Written request: Search the data for the word "Usability" and copy every line where it occurs.

Information provided:

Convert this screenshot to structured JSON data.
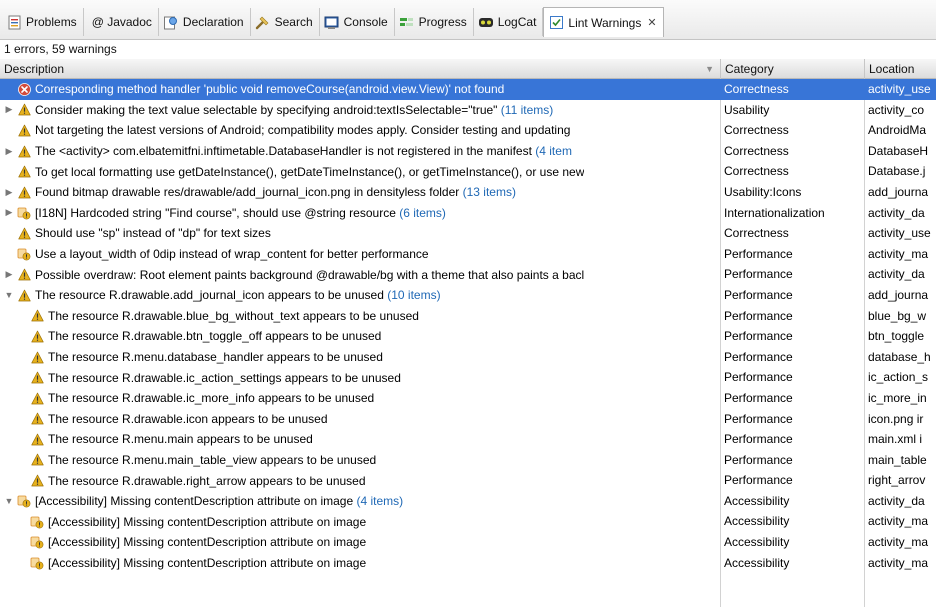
{
  "tabs": [
    {
      "label": "Problems",
      "icon": "problems-icon",
      "active": false
    },
    {
      "label": "@ Javadoc",
      "icon": "none",
      "active": false
    },
    {
      "label": "Declaration",
      "icon": "declaration-icon",
      "active": false
    },
    {
      "label": "Search",
      "icon": "search-icon",
      "active": false
    },
    {
      "label": "Console",
      "icon": "console-icon",
      "active": false
    },
    {
      "label": "Progress",
      "icon": "progress-icon",
      "active": false
    },
    {
      "label": "LogCat",
      "icon": "logcat-icon",
      "active": false
    },
    {
      "label": "Lint Warnings",
      "icon": "lint-checkbox-icon",
      "active": true
    }
  ],
  "close_glyph": "✕",
  "summary": "1 errors, 59 warnings",
  "columns": {
    "description": "Description",
    "category": "Category",
    "location": "Location"
  },
  "colors": {
    "selected": "#3875d7",
    "count_link": "#1f68b5",
    "error": "#d24b3c",
    "warning": "#e7b21e",
    "i18n": "#d98c2a"
  },
  "rows": [
    {
      "indent": 0,
      "twisty": "",
      "severity": "error",
      "description": "Corresponding method handler 'public void removeCourse(android.view.View)' not found",
      "count": "",
      "category": "Correctness",
      "location": "activity_use",
      "selected": true
    },
    {
      "indent": 0,
      "twisty": "collapsed",
      "severity": "warning",
      "description": "Consider making the text value selectable by specifying android:textIsSelectable=\"true\"",
      "count": "(11 items)",
      "category": "Usability",
      "location": "activity_co",
      "selected": false
    },
    {
      "indent": 0,
      "twisty": "",
      "severity": "warning",
      "description": "Not targeting the latest versions of Android; compatibility modes apply. Consider testing and updating",
      "count": "",
      "category": "Correctness",
      "location": "AndroidMa",
      "selected": false
    },
    {
      "indent": 0,
      "twisty": "collapsed",
      "severity": "warning",
      "description": "The <activity> com.elbatemitfni.inftimetable.DatabaseHandler is not registered in the manifest",
      "count": "(4 item",
      "category": "Correctness",
      "location": "DatabaseH",
      "selected": false
    },
    {
      "indent": 0,
      "twisty": "",
      "severity": "warning",
      "description": "To get local formatting use getDateInstance(), getDateTimeInstance(), or getTimeInstance(), or use new",
      "count": "",
      "category": "Correctness",
      "location": "Database.j",
      "selected": false
    },
    {
      "indent": 0,
      "twisty": "collapsed",
      "severity": "warning",
      "description": "Found bitmap drawable res/drawable/add_journal_icon.png in densityless folder",
      "count": "(13 items)",
      "category": "Usability:Icons",
      "location": "add_journa",
      "selected": false
    },
    {
      "indent": 0,
      "twisty": "collapsed",
      "severity": "i18n",
      "description": "[I18N] Hardcoded string \"Find course\", should use @string resource",
      "count": "(6 items)",
      "category": "Internationalization",
      "location": "activity_da",
      "selected": false
    },
    {
      "indent": 0,
      "twisty": "",
      "severity": "warning",
      "description": "Should use \"sp\" instead of \"dp\" for text sizes",
      "count": "",
      "category": "Correctness",
      "location": "activity_use",
      "selected": false
    },
    {
      "indent": 0,
      "twisty": "",
      "severity": "i18n",
      "description": "Use a layout_width of 0dip instead of wrap_content for better performance",
      "count": "",
      "category": "Performance",
      "location": "activity_ma",
      "selected": false
    },
    {
      "indent": 0,
      "twisty": "collapsed",
      "severity": "warning",
      "description": "Possible overdraw: Root element paints background @drawable/bg with a theme that also paints a bacl",
      "count": "",
      "category": "Performance",
      "location": "activity_da",
      "selected": false
    },
    {
      "indent": 0,
      "twisty": "expanded",
      "severity": "warning",
      "description": "The resource R.drawable.add_journal_icon appears to be unused",
      "count": "(10 items)",
      "category": "Performance",
      "location": "add_journa",
      "selected": false
    },
    {
      "indent": 1,
      "twisty": "",
      "severity": "warning",
      "description": "The resource R.drawable.blue_bg_without_text appears to be unused",
      "count": "",
      "category": "Performance",
      "location": "blue_bg_w",
      "selected": false
    },
    {
      "indent": 1,
      "twisty": "",
      "severity": "warning",
      "description": "The resource R.drawable.btn_toggle_off appears to be unused",
      "count": "",
      "category": "Performance",
      "location": "btn_toggle",
      "selected": false
    },
    {
      "indent": 1,
      "twisty": "",
      "severity": "warning",
      "description": "The resource R.menu.database_handler appears to be unused",
      "count": "",
      "category": "Performance",
      "location": "database_h",
      "selected": false
    },
    {
      "indent": 1,
      "twisty": "",
      "severity": "warning",
      "description": "The resource R.drawable.ic_action_settings appears to be unused",
      "count": "",
      "category": "Performance",
      "location": "ic_action_s",
      "selected": false
    },
    {
      "indent": 1,
      "twisty": "",
      "severity": "warning",
      "description": "The resource R.drawable.ic_more_info appears to be unused",
      "count": "",
      "category": "Performance",
      "location": "ic_more_in",
      "selected": false
    },
    {
      "indent": 1,
      "twisty": "",
      "severity": "warning",
      "description": "The resource R.drawable.icon appears to be unused",
      "count": "",
      "category": "Performance",
      "location": "icon.png ir",
      "selected": false
    },
    {
      "indent": 1,
      "twisty": "",
      "severity": "warning",
      "description": "The resource R.menu.main appears to be unused",
      "count": "",
      "category": "Performance",
      "location": "main.xml i",
      "selected": false
    },
    {
      "indent": 1,
      "twisty": "",
      "severity": "warning",
      "description": "The resource R.menu.main_table_view appears to be unused",
      "count": "",
      "category": "Performance",
      "location": "main_table",
      "selected": false
    },
    {
      "indent": 1,
      "twisty": "",
      "severity": "warning",
      "description": "The resource R.drawable.right_arrow appears to be unused",
      "count": "",
      "category": "Performance",
      "location": "right_arrov",
      "selected": false
    },
    {
      "indent": 0,
      "twisty": "expanded",
      "severity": "i18n",
      "description": "[Accessibility] Missing contentDescription attribute on image",
      "count": "(4 items)",
      "category": "Accessibility",
      "location": "activity_da",
      "selected": false
    },
    {
      "indent": 1,
      "twisty": "",
      "severity": "i18n",
      "description": "[Accessibility] Missing contentDescription attribute on image",
      "count": "",
      "category": "Accessibility",
      "location": "activity_ma",
      "selected": false
    },
    {
      "indent": 1,
      "twisty": "",
      "severity": "i18n",
      "description": "[Accessibility] Missing contentDescription attribute on image",
      "count": "",
      "category": "Accessibility",
      "location": "activity_ma",
      "selected": false
    },
    {
      "indent": 1,
      "twisty": "",
      "severity": "i18n",
      "description": "[Accessibility] Missing contentDescription attribute on image",
      "count": "",
      "category": "Accessibility",
      "location": "activity_ma",
      "selected": false
    }
  ]
}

Solution:
      "category": "Usability",
      "category": "Usability:Icons",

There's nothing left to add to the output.